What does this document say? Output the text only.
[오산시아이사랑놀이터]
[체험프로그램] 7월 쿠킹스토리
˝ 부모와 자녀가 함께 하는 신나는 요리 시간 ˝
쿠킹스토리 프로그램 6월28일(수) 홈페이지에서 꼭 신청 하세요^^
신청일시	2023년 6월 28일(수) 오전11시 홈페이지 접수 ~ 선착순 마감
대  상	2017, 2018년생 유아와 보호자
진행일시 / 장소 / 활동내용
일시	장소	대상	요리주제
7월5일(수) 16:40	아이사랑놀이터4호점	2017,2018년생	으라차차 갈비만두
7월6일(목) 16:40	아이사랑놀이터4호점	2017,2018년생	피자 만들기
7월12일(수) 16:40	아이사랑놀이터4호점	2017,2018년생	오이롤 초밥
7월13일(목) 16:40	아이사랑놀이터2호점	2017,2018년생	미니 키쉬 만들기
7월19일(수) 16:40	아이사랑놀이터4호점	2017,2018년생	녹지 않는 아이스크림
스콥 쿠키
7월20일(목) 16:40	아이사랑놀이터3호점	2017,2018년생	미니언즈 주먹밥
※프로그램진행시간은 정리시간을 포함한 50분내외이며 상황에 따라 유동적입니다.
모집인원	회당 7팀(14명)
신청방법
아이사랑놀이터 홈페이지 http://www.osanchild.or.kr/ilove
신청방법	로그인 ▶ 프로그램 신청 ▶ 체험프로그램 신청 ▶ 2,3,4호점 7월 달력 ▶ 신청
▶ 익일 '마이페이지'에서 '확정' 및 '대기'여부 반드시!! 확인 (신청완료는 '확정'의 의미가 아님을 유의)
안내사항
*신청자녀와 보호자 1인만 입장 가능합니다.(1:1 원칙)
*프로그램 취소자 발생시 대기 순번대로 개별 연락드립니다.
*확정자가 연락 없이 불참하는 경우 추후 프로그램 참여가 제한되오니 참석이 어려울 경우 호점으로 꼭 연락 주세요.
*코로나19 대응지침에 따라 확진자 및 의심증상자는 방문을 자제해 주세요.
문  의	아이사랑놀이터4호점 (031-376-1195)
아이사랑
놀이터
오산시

# PROMPT
Return the whole listing exactly, with every line included.

# IN RESPONSE
What does this document say? Output the text only.
[오산시아이사랑놀이터]
[체험프로그램] 7월 쿠킹스토리
˝ 부모와 자녀가 함께 하는 신나는 요리 시간 ˝
쿠킹스토리 프로그램 6월28일(수) 홈페이지에서 꼭 신청 하세요^^
신청일시	2023년 6월 28일(수) 오전11시 홈페이지 접수 ~ 선착순 마감
대  상	2017, 2018년생 유아와 보호자
진행일시 / 장소 / 활동내용
일시	장소	대상	요리주제
7월5일(수) 16:40	아이사랑놀이터4호점	2017,2018년생	으라차차 갈비만두
7월6일(목) 16:40	아이사랑놀이터4호점	2017,2018년생	피자 만들기
7월12일(수) 16:40	아이사랑놀이터4호점	2017,2018년생	오이롤 초밥
7월13일(목) 16:40	아이사랑놀이터2호점	2017,2018년생	미니 키쉬 만들기
7월19일(수) 16:40	아이사랑놀이터4호점	2017,2018년생	녹지 않는 아이스크림
스콥 쿠키
7월20일(목) 16:40	아이사랑놀이터3호점	2017,2018년생	미니언즈 주먹밥
※프로그램진행시간은 정리시간을 포함한 50분내외이며 상황에 따라 유동적입니다.
모집인원	회당 7팀(14명)
신청방법
아이사랑놀이터 홈페이지 http://www.osanchild.or.kr/ilove
신청방법	로그인 ▶ 프로그램 신청 ▶ 체험프로그램 신청 ▶ 2,3,4호점 7월 달력 ▶ 신청
▶ 익일 '마이페이지'에서 '확정' 및 '대기'여부 반드시!! 확인 (신청완료는 '확정'의 의미가 아님을 유의)
안내사항
*신청자녀와 보호자 1인만 입장 가능합니다.(1:1 원칙)
*프로그램 취소자 발생시 대기 순번대로 개별 연락드립니다.
*확정자가 연락 없이 불참하는 경우 추후 프로그램 참여가 제한되오니 참석이 어려울 경우 호점으로 꼭 연락 주세요.
*코로나19 대응지침에 따라 확진자 및 의심증상자는 방문을 자제해 주세요.
문  의	아이사랑놀이터4호점 (031-376-1195)
아이사랑
놀이터
오산시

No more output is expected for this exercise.